In the entries that follow, how many lines hold the string "with"? Give only that number.

____

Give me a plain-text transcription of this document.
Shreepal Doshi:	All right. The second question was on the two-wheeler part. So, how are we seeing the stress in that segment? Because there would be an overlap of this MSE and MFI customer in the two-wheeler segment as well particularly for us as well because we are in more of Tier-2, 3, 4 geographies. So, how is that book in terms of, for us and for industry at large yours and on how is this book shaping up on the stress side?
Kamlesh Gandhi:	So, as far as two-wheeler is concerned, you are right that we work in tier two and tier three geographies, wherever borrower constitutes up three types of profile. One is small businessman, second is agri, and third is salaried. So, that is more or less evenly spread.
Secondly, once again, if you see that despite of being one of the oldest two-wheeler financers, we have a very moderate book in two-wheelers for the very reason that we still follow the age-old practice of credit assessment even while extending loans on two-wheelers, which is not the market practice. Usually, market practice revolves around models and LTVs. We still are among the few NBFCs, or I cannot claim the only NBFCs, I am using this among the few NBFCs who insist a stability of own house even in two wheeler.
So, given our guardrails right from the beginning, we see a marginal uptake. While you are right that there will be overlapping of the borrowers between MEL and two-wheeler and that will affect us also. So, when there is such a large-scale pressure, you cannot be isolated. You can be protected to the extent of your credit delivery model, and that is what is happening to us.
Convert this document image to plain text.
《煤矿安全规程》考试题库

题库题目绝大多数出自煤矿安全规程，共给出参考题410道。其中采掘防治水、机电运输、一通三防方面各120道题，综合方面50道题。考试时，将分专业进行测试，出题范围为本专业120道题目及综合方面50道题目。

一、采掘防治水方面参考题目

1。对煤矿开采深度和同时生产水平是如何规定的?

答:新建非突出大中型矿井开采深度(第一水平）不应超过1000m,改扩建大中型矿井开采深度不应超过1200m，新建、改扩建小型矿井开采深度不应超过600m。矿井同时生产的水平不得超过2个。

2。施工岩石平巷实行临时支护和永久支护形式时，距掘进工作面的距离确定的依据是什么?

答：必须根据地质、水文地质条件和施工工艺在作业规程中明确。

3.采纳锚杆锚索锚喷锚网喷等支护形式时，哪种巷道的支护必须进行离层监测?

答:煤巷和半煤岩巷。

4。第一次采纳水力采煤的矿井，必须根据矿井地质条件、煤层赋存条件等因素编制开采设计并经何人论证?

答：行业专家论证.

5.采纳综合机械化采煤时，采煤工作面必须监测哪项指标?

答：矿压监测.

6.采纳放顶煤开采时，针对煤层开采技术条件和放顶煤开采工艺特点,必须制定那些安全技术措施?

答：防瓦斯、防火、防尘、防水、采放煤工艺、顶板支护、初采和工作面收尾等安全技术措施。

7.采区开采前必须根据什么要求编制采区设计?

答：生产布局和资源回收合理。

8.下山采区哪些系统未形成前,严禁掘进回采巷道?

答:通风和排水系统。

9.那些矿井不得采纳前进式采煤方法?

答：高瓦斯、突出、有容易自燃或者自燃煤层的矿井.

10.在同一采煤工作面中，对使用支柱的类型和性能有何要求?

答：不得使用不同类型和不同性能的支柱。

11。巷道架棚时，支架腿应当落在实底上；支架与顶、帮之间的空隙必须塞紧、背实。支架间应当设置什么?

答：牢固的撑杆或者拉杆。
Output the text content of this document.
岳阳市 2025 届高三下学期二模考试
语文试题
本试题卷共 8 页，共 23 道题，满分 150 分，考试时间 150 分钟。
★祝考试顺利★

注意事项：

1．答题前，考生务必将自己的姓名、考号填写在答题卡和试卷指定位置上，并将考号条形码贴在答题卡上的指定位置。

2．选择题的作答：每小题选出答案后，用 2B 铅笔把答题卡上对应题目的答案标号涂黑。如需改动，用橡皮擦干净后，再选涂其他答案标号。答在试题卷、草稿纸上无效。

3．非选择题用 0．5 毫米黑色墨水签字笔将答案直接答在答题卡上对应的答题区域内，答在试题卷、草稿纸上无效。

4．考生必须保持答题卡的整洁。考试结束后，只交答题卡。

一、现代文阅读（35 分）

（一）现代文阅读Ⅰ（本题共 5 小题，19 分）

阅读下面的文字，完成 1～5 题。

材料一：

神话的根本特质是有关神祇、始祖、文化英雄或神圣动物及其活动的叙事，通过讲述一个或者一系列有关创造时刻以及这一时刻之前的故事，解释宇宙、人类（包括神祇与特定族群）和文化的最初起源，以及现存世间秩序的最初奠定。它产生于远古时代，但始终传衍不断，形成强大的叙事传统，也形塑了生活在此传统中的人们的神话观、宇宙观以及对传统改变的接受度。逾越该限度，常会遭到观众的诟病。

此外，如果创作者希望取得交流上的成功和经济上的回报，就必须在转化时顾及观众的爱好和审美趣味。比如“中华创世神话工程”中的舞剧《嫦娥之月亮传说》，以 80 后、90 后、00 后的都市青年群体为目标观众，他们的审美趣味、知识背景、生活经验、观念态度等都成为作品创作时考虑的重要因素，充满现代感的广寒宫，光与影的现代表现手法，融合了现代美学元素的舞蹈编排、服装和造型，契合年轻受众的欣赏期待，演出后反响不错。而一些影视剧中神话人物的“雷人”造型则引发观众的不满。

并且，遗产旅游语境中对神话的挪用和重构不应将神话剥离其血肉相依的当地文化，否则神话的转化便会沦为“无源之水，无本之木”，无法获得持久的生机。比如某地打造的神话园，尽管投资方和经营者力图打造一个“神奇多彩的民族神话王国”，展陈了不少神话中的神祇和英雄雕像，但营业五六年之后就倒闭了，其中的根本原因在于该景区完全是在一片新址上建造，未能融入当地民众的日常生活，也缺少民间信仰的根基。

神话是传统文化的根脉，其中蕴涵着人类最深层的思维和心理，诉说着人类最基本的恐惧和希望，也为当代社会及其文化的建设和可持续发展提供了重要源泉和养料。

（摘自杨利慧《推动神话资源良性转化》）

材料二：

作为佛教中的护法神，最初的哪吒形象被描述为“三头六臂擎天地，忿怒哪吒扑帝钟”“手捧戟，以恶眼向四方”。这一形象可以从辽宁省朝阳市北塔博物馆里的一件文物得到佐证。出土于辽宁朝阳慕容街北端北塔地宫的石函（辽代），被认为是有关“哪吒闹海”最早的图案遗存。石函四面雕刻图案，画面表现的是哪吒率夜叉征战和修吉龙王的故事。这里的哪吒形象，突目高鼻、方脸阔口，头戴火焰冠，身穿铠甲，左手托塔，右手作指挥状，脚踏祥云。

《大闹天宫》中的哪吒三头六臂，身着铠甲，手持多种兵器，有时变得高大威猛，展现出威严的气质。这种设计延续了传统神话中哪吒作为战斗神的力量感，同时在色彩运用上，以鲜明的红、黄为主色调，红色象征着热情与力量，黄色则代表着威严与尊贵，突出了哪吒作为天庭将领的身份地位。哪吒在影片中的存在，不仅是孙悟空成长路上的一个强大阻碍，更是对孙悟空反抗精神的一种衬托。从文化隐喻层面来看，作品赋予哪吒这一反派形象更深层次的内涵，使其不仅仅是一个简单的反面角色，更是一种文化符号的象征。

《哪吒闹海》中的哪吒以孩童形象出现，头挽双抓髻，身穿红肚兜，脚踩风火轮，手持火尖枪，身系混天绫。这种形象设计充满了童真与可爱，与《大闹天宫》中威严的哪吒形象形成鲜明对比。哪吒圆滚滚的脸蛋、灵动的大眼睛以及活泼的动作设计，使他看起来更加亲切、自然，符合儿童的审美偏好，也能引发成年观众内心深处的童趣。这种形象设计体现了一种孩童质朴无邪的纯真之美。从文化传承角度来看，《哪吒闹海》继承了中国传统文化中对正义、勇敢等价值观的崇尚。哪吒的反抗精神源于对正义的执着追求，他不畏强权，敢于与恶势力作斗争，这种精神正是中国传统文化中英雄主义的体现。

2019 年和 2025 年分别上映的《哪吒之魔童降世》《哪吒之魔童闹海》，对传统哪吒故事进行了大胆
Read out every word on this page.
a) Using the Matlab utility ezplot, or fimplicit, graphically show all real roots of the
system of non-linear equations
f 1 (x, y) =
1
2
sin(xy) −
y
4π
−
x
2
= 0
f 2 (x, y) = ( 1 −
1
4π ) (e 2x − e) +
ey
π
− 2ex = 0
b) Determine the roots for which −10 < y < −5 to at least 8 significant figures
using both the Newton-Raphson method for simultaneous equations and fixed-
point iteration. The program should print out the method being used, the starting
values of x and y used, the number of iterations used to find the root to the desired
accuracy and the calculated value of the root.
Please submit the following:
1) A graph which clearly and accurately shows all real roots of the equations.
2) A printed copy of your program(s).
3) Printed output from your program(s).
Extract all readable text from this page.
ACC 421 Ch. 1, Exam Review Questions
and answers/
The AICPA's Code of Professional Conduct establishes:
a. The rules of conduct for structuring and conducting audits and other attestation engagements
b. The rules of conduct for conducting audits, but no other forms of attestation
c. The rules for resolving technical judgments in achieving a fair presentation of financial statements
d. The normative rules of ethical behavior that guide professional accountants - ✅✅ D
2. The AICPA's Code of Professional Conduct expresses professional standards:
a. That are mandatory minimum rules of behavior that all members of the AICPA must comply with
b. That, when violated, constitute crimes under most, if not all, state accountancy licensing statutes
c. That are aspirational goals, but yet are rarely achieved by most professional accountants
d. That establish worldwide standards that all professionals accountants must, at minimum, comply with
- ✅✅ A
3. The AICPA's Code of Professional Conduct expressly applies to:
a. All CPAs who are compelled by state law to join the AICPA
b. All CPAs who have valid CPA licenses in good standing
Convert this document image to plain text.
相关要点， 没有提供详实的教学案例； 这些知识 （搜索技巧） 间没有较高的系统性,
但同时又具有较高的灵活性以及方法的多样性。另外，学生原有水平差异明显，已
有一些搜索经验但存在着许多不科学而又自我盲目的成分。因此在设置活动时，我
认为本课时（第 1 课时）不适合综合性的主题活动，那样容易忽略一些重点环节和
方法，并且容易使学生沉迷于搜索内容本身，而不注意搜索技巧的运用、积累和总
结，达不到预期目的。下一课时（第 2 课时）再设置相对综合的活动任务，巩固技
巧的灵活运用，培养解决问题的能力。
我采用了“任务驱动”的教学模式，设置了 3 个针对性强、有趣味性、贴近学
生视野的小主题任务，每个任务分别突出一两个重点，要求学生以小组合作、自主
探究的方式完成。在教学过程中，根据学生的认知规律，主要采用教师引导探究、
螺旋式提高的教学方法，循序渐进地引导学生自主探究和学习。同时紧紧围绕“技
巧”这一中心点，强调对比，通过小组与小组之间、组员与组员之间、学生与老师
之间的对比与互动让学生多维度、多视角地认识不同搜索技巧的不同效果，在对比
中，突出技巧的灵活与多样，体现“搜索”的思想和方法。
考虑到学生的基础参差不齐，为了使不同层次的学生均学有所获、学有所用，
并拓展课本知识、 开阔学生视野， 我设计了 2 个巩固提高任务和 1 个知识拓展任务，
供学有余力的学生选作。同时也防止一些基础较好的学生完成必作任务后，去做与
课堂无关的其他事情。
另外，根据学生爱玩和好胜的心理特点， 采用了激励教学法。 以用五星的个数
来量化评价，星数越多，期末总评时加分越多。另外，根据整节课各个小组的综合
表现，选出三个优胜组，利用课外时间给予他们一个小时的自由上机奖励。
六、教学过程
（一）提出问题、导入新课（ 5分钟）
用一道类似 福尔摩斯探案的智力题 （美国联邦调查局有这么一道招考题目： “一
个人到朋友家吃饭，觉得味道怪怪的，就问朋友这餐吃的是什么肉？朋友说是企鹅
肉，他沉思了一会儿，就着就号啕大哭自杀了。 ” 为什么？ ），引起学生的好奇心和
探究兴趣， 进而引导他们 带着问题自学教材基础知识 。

____

### WORKED ANSWER:
2